■ **The exercise**
Reproduce all the lines below exactly and omit the images.

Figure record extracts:
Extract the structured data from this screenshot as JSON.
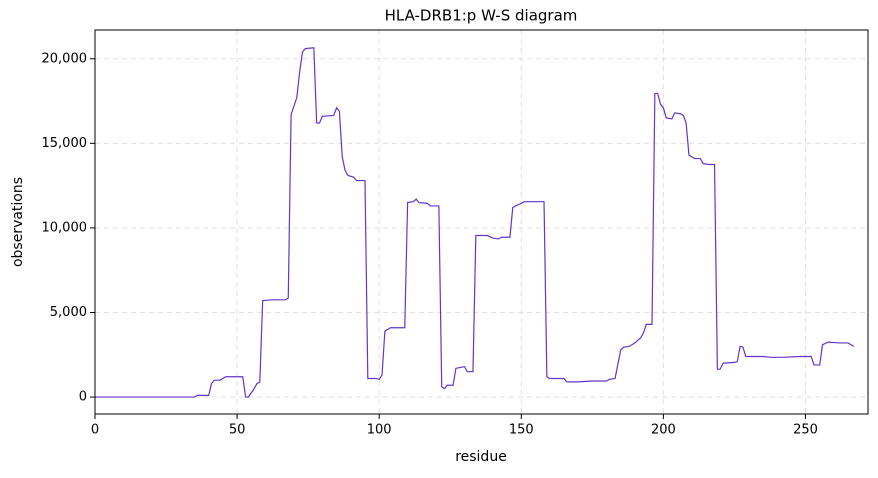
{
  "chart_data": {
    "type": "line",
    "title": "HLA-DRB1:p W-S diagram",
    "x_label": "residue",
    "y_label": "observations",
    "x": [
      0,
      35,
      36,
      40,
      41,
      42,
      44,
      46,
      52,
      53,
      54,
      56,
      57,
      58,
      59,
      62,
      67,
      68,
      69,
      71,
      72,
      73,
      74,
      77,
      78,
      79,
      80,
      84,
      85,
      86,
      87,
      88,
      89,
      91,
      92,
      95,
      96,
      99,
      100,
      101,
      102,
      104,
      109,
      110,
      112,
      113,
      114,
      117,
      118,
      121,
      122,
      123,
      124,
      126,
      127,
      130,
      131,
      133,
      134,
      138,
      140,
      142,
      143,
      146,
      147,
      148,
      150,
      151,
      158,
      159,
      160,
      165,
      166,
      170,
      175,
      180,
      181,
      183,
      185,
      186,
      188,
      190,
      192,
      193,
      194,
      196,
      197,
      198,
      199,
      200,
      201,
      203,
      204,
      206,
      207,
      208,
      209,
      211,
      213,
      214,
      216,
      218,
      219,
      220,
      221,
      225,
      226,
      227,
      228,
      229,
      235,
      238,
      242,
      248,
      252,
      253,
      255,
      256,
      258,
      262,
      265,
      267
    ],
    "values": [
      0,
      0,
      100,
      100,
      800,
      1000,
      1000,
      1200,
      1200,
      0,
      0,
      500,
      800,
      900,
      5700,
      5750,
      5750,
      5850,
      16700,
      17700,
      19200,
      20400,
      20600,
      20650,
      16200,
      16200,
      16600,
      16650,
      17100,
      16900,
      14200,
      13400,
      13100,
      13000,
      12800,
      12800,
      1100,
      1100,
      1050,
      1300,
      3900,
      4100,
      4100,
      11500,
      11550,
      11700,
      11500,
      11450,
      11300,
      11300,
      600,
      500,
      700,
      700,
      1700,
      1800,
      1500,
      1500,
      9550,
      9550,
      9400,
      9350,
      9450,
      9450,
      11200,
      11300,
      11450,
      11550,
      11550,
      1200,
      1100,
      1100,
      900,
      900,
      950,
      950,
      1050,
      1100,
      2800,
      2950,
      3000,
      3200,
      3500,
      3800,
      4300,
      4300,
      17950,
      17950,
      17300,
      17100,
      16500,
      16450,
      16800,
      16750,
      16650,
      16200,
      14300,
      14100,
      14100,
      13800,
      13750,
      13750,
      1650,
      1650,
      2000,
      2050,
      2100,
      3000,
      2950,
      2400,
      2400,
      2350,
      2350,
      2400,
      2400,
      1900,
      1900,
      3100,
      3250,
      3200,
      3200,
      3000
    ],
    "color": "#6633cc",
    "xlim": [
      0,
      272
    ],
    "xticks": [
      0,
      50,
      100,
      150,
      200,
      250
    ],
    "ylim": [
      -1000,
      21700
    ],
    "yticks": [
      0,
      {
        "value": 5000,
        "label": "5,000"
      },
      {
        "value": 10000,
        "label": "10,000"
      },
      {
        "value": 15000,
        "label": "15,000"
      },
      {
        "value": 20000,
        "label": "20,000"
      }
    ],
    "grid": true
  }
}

■ **The solution**
Extract the structured data from this screenshot as JSON.
{
  "chart_data": {
    "type": "line",
    "title": "HLA-DRB1:p W-S diagram",
    "x_label": "residue",
    "y_label": "observations",
    "x": [
      0,
      35,
      36,
      40,
      41,
      42,
      44,
      46,
      52,
      53,
      54,
      56,
      57,
      58,
      59,
      62,
      67,
      68,
      69,
      71,
      72,
      73,
      74,
      77,
      78,
      79,
      80,
      84,
      85,
      86,
      87,
      88,
      89,
      91,
      92,
      95,
      96,
      99,
      100,
      101,
      102,
      104,
      109,
      110,
      112,
      113,
      114,
      117,
      118,
      121,
      122,
      123,
      124,
      126,
      127,
      130,
      131,
      133,
      134,
      138,
      140,
      142,
      143,
      146,
      147,
      148,
      150,
      151,
      158,
      159,
      160,
      165,
      166,
      170,
      175,
      180,
      181,
      183,
      185,
      186,
      188,
      190,
      192,
      193,
      194,
      196,
      197,
      198,
      199,
      200,
      201,
      203,
      204,
      206,
      207,
      208,
      209,
      211,
      213,
      214,
      216,
      218,
      219,
      220,
      221,
      225,
      226,
      227,
      228,
      229,
      235,
      238,
      242,
      248,
      252,
      253,
      255,
      256,
      258,
      262,
      265,
      267
    ],
    "values": [
      0,
      0,
      100,
      100,
      800,
      1000,
      1000,
      1200,
      1200,
      0,
      0,
      500,
      800,
      900,
      5700,
      5750,
      5750,
      5850,
      16700,
      17700,
      19200,
      20400,
      20600,
      20650,
      16200,
      16200,
      16600,
      16650,
      17100,
      16900,
      14200,
      13400,
      13100,
      13000,
      12800,
      12800,
      1100,
      1100,
      1050,
      1300,
      3900,
      4100,
      4100,
      11500,
      11550,
      11700,
      11500,
      11450,
      11300,
      11300,
      600,
      500,
      700,
      700,
      1700,
      1800,
      1500,
      1500,
      9550,
      9550,
      9400,
      9350,
      9450,
      9450,
      11200,
      11300,
      11450,
      11550,
      11550,
      1200,
      1100,
      1100,
      900,
      900,
      950,
      950,
      1050,
      1100,
      2800,
      2950,
      3000,
      3200,
      3500,
      3800,
      4300,
      4300,
      17950,
      17950,
      17300,
      17100,
      16500,
      16450,
      16800,
      16750,
      16650,
      16200,
      14300,
      14100,
      14100,
      13800,
      13750,
      13750,
      1650,
      1650,
      2000,
      2050,
      2100,
      3000,
      2950,
      2400,
      2400,
      2350,
      2350,
      2400,
      2400,
      1900,
      1900,
      3100,
      3250,
      3200,
      3200,
      3000
    ],
    "color": "#6633cc",
    "xlim": [
      0,
      272
    ],
    "xticks": [
      0,
      50,
      100,
      150,
      200,
      250
    ],
    "ylim": [
      -1000,
      21700
    ],
    "yticks": [
      0,
      {
        "value": 5000,
        "label": "5,000"
      },
      {
        "value": 10000,
        "label": "10,000"
      },
      {
        "value": 15000,
        "label": "15,000"
      },
      {
        "value": 20000,
        "label": "20,000"
      }
    ],
    "grid": true
  }
}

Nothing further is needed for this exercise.